▶ **LISTING**
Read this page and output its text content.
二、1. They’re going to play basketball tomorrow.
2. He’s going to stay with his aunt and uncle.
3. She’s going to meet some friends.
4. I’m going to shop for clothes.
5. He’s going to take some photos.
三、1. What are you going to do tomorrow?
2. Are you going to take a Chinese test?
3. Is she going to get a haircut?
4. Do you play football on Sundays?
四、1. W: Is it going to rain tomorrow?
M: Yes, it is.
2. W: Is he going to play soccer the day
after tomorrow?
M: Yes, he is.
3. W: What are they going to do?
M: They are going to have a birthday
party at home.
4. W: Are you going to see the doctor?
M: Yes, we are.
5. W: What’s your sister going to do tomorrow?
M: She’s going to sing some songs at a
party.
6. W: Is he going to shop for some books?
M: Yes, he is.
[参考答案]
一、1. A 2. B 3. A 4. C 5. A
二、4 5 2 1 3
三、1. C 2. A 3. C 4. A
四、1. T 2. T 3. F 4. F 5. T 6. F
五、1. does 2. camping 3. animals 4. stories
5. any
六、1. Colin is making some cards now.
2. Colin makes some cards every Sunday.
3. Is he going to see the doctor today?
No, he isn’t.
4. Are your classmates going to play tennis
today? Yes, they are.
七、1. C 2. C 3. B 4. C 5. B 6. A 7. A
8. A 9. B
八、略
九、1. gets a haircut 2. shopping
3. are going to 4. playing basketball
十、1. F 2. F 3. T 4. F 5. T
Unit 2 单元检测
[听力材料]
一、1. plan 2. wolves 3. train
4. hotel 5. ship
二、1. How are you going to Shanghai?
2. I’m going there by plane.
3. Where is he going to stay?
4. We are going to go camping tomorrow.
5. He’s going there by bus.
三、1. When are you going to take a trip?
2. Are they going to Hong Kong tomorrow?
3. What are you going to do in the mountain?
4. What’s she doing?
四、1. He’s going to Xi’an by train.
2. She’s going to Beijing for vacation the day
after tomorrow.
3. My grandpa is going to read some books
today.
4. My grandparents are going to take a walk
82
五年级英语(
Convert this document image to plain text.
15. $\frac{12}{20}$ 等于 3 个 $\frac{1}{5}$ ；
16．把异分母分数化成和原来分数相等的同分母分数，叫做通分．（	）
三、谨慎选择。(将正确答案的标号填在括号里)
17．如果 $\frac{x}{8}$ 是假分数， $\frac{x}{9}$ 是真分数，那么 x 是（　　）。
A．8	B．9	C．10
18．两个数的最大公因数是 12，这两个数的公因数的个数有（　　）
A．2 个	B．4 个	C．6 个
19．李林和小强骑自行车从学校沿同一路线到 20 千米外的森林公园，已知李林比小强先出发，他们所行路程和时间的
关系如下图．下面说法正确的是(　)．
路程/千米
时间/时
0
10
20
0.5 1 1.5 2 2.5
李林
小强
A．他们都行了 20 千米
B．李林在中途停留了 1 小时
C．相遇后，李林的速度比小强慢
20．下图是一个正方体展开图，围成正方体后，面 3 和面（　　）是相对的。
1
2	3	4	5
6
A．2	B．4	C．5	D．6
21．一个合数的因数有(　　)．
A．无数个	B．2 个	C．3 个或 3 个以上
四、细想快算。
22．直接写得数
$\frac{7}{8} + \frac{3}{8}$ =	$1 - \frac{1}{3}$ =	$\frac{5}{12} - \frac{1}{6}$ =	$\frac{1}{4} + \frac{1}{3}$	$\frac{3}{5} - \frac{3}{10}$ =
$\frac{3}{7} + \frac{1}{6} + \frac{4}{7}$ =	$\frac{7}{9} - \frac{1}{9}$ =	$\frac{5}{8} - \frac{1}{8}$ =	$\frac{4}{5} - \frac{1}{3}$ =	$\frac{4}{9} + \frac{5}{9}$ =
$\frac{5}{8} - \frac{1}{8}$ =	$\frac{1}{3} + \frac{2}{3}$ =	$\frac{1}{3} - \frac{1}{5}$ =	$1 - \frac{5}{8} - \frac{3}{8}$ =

▶ **EXERCISE INSTRUCTIONS**
Your task is to reproduce the whole listing exactly.

▶ **RESPONSE**
Read this page and output its text content.
二、1. They’re going to play basketball tomorrow.
2. He’s going to stay with his aunt and uncle.
3. She’s going to meet some friends.
4. I’m going to shop for clothes.
5. He’s going to take some photos.
三、1. What are you going to do tomorrow?
2. Are you going to take a Chinese test?
3. Is she going to get a haircut?
4. Do you play football on Sundays?
四、1. W: Is it going to rain tomorrow?
M: Yes, it is.
2. W: Is he going to play soccer the day
after tomorrow?
M: Yes, he is.
3. W: What are they going to do?
M: They are going to have a birthday
party at home.
4. W: Are you going to see the doctor?
M: Yes, we are.
5. W: What’s your sister going to do tomorrow?
M: She’s going to sing some songs at a
party.
6. W: Is he going to shop for some books?
M: Yes, he is.
[参考答案]
一、1. A 2. B 3. A 4. C 5. A
二、4 5 2 1 3
三、1. C 2. A 3. C 4. A
四、1. T 2. T 3. F 4. F 5. T 6. F
五、1. does 2. camping 3. animals 4. stories
5. any
六、1. Colin is making some cards now.
2. Colin makes some cards every Sunday.
3. Is he going to see the doctor today?
No, he isn’t.
4. Are your classmates going to play tennis
today? Yes, they are.
七、1. C 2. C 3. B 4. C 5. B 6. A 7. A
8. A 9. B
八、略
九、1. gets a haircut 2. shopping
3. are going to 4. playing basketball
十、1. F 2. F 3. T 4. F 5. T
Unit 2 单元检测
[听力材料]
一、1. plan 2. wolves 3. train
4. hotel 5. ship
二、1. How are you going to Shanghai?
2. I’m going there by plane.
3. Where is he going to stay?
4. We are going to go camping tomorrow.
5. He’s going there by bus.
三、1. When are you going to take a trip?
2. Are they going to Hong Kong tomorrow?
3. What are you going to do in the mountain?
4. What’s she doing?
四、1. He’s going to Xi’an by train.
2. She’s going to Beijing for vacation the day
after tomorrow.
3. My grandpa is going to read some books
today.
4. My grandparents are going to take a walk
82
五年级英语(
Convert this document image to plain text.
15. $\frac{12}{20}$ 等于 3 个 $\frac{1}{5}$ ；
16．把异分母分数化成和原来分数相等的同分母分数，叫做通分．（	）
三、谨慎选择。(将正确答案的标号填在括号里)
17．如果 $\frac{x}{8}$ 是假分数， $\frac{x}{9}$ 是真分数，那么 x 是（　　）。
A．8	B．9	C．10
18．两个数的最大公因数是 12，这两个数的公因数的个数有（　　）
A．2 个	B．4 个	C．6 个
19．李林和小强骑自行车从学校沿同一路线到 20 千米外的森林公园，已知李林比小强先出发，他们所行路程和时间的
关系如下图．下面说法正确的是(　)．
路程/千米
时间/时
0
10
20
0.5 1 1.5 2 2.5
李林
小强
A．他们都行了 20 千米
B．李林在中途停留了 1 小时
C．相遇后，李林的速度比小强慢
20．下图是一个正方体展开图，围成正方体后，面 3 和面（　　）是相对的。
1
2	3	4	5
6
A．2	B．4	C．5	D．6
21．一个合数的因数有(　　)．
A．无数个	B．2 个	C．3 个或 3 个以上
四、细想快算。
22．直接写得数
$\frac{7}{8} + \frac{3}{8}$ =	$1 - \frac{1}{3}$ =	$\frac{5}{12} - \frac{1}{6}$ =	$\frac{1}{4} + \frac{1}{3}$	$\frac{3}{5} - \frac{3}{10}$ =
$\frac{3}{7} + \frac{1}{6} + \frac{4}{7}$ =	$\frac{7}{9} - \frac{1}{9}$ =	$\frac{5}{8} - \frac{1}{8}$ =	$\frac{4}{5} - \frac{1}{3}$ =	$\frac{4}{9} + \frac{5}{9}$ =
$\frac{5}{8} - \frac{1}{8}$ =	$\frac{1}{3} + \frac{2}{3}$ =	$\frac{1}{3} - \frac{1}{5}$ =	$1 - \frac{5}{8} - \frac{3}{8}$ =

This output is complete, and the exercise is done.